■ **STATED TASK**
Copy every line of the listing that holds the string "DOMÁCÍ".

---+---

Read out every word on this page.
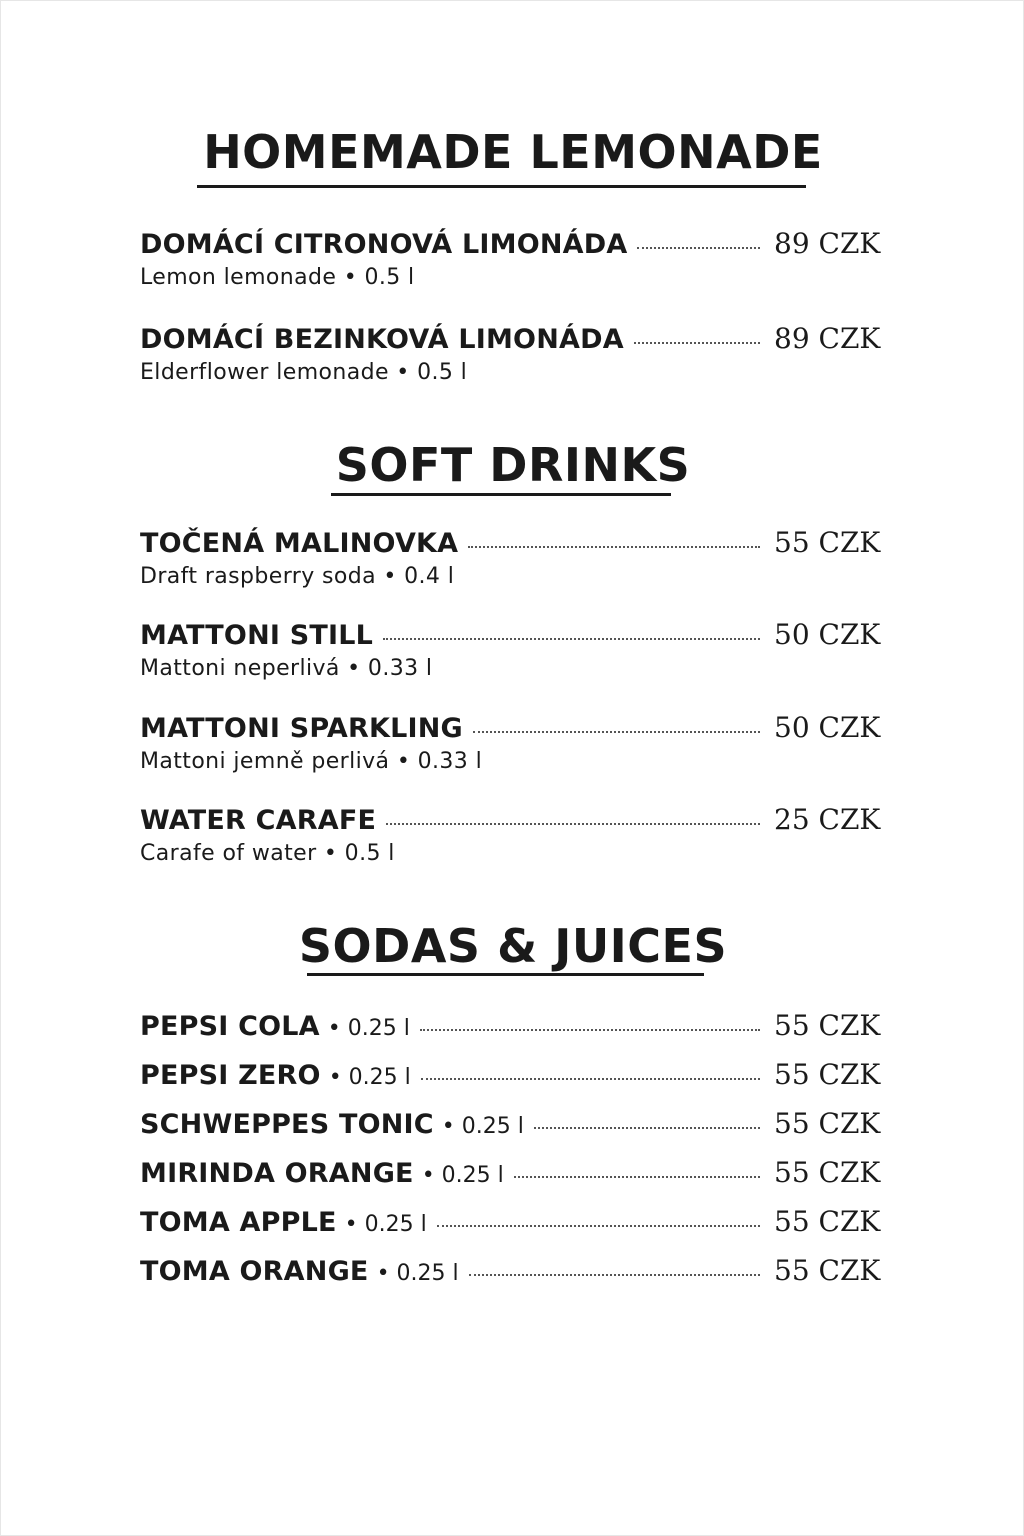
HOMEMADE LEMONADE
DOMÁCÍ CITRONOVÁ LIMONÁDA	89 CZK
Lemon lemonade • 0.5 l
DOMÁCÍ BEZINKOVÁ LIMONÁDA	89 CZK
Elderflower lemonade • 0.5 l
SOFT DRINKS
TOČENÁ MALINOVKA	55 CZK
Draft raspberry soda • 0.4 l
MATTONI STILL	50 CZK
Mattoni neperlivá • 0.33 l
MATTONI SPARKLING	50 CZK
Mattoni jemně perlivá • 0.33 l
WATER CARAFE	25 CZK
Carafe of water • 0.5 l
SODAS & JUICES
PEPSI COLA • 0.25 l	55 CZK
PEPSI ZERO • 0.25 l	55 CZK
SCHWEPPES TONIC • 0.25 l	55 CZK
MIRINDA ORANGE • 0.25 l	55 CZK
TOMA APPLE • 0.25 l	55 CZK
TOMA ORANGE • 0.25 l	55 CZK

---+---

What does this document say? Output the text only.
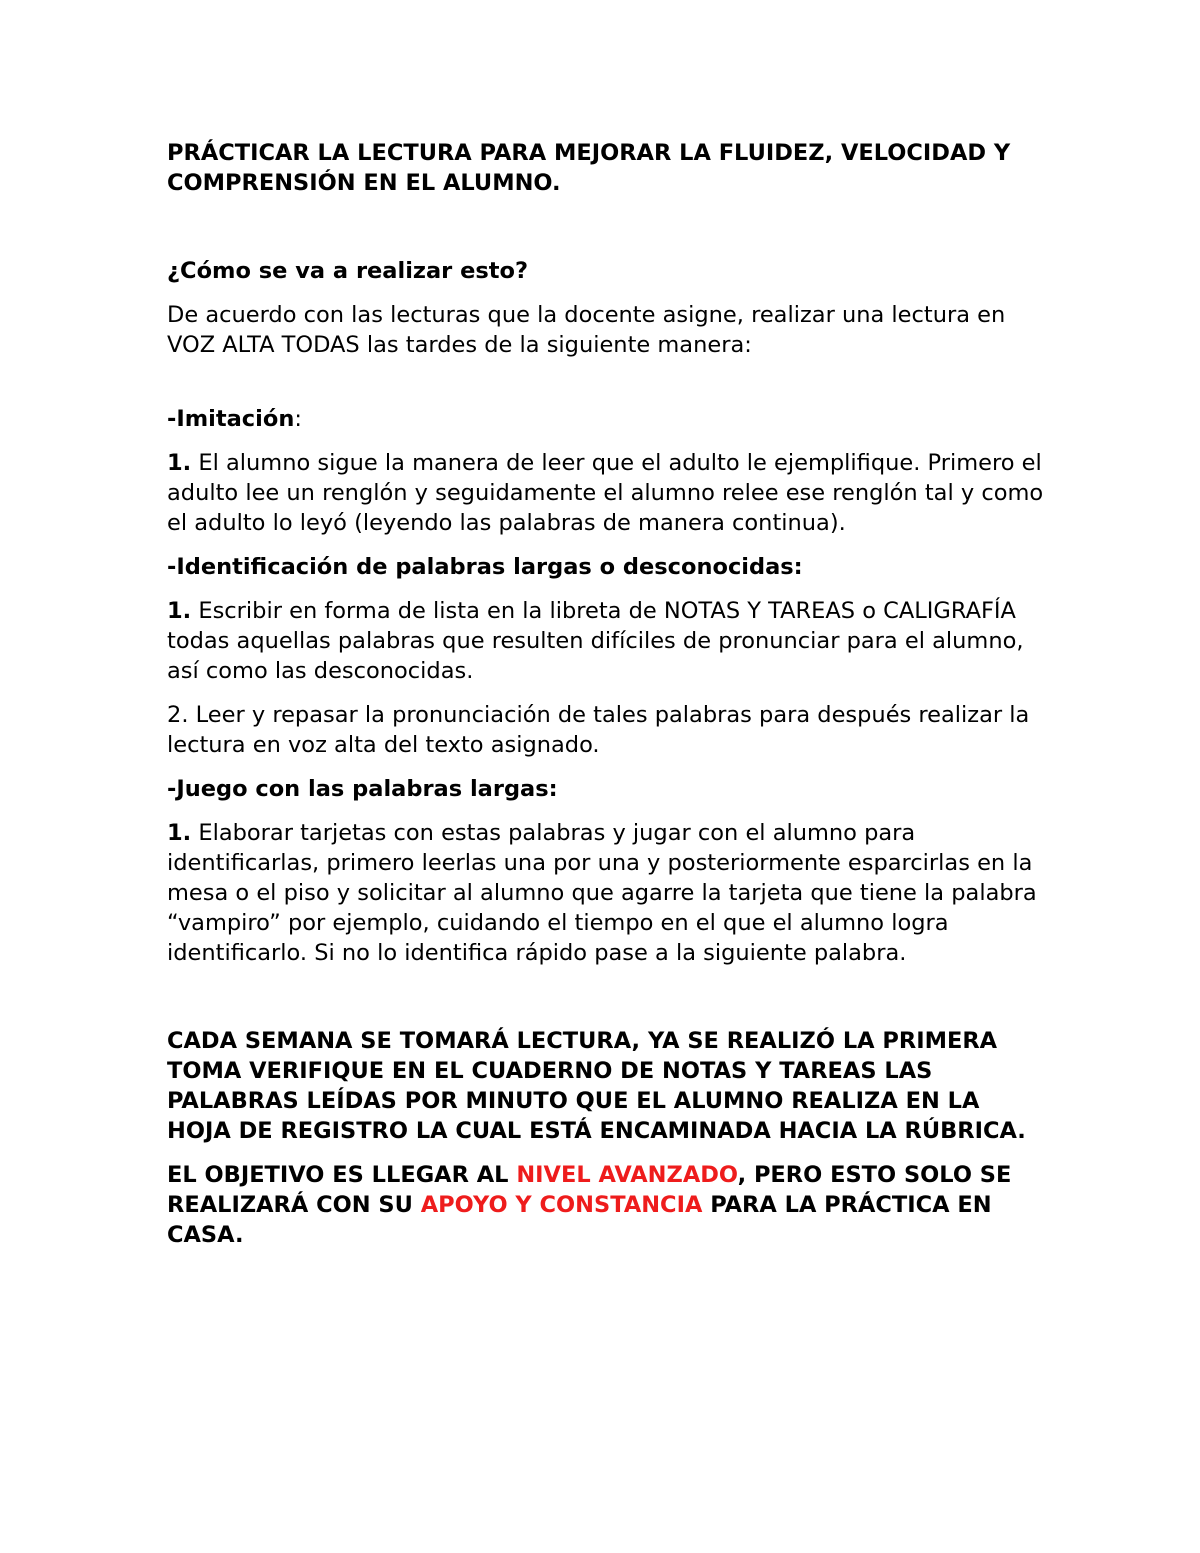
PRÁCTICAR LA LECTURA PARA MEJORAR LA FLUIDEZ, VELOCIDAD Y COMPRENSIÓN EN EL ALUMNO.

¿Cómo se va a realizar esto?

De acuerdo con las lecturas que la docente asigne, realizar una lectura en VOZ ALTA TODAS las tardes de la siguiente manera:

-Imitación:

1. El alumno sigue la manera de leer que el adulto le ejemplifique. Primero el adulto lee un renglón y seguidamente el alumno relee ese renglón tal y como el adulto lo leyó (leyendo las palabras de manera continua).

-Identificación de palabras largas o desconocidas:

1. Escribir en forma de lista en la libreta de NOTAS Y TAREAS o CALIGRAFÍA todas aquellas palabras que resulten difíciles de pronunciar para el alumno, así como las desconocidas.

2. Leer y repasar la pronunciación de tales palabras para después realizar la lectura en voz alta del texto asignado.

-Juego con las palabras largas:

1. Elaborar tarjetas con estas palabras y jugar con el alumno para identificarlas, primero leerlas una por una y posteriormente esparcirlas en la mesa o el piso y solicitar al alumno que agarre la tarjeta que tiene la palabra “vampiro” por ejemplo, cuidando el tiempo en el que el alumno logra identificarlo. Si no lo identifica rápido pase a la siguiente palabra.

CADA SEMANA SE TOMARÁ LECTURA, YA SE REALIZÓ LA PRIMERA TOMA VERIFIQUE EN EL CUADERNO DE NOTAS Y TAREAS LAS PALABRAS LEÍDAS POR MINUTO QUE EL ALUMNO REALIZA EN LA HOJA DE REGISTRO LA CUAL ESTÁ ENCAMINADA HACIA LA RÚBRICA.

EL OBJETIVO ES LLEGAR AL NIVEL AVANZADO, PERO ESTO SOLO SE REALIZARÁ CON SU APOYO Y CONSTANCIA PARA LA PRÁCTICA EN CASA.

---+---

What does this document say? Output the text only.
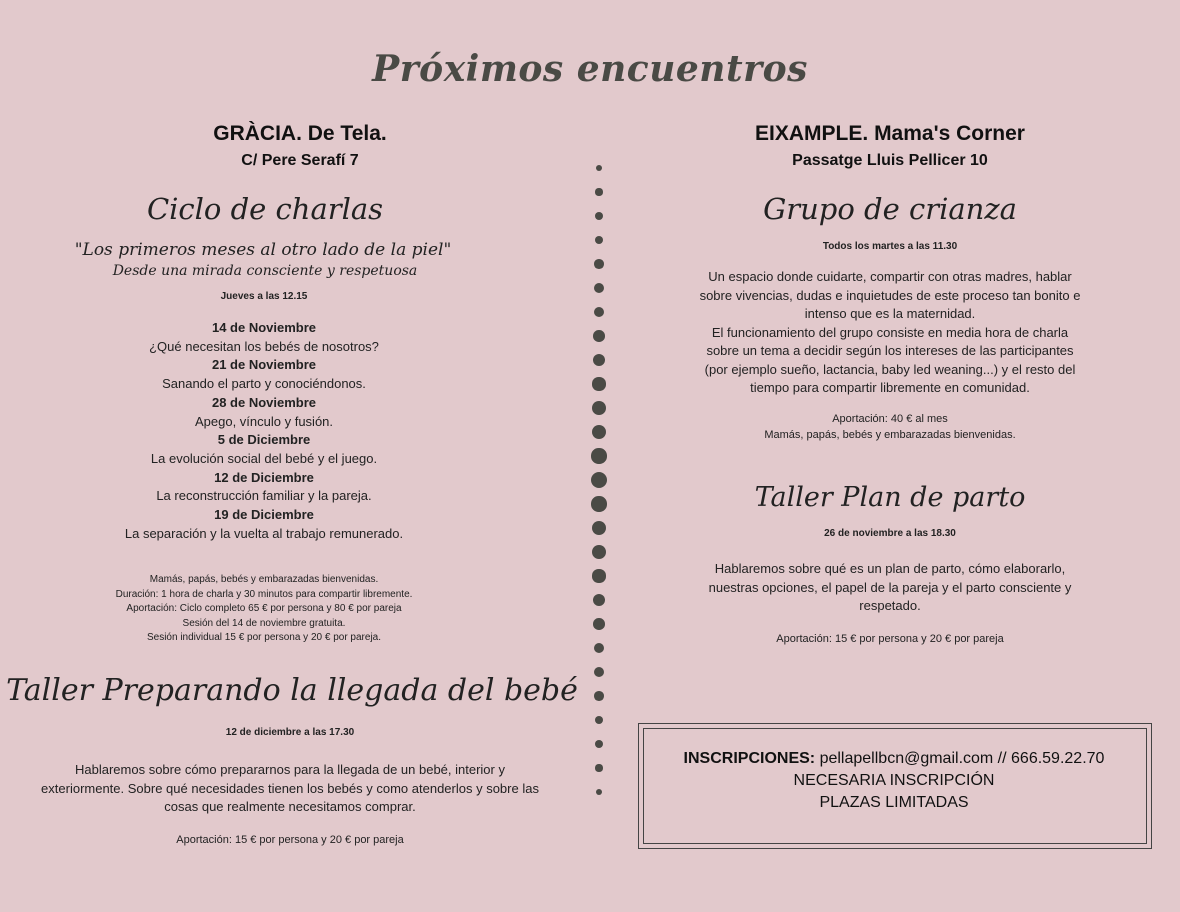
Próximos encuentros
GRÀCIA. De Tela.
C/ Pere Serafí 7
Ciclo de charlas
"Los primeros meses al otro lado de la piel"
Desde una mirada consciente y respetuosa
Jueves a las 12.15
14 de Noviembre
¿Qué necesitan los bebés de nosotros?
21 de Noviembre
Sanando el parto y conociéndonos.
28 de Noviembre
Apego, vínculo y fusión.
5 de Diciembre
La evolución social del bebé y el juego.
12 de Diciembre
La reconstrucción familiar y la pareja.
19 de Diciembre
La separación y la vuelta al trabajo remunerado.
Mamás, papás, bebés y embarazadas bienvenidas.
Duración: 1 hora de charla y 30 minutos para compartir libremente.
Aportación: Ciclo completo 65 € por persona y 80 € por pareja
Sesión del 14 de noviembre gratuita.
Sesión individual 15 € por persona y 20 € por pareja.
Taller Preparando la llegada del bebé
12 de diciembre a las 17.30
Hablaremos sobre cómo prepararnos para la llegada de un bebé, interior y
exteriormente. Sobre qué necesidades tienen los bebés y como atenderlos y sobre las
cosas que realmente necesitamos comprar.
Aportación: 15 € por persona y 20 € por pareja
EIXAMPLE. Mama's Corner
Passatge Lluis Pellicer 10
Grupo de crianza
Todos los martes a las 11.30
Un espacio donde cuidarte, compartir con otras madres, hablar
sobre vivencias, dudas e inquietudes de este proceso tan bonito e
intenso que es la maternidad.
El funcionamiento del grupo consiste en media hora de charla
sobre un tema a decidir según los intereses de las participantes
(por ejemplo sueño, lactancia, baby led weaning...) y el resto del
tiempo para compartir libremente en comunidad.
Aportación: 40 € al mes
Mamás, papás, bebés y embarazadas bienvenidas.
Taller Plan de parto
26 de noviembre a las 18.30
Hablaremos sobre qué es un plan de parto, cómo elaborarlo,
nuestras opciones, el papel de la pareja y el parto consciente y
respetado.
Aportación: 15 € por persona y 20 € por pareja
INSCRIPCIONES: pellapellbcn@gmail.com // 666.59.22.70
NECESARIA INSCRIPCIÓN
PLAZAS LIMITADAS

---+---

■ **RESULT OF THE TASK**
DOMÁCÍ CITRONOVÁ LIMONÁDA	89 CZK
DOMÁCÍ BEZINKOVÁ LIMONÁDA	89 CZK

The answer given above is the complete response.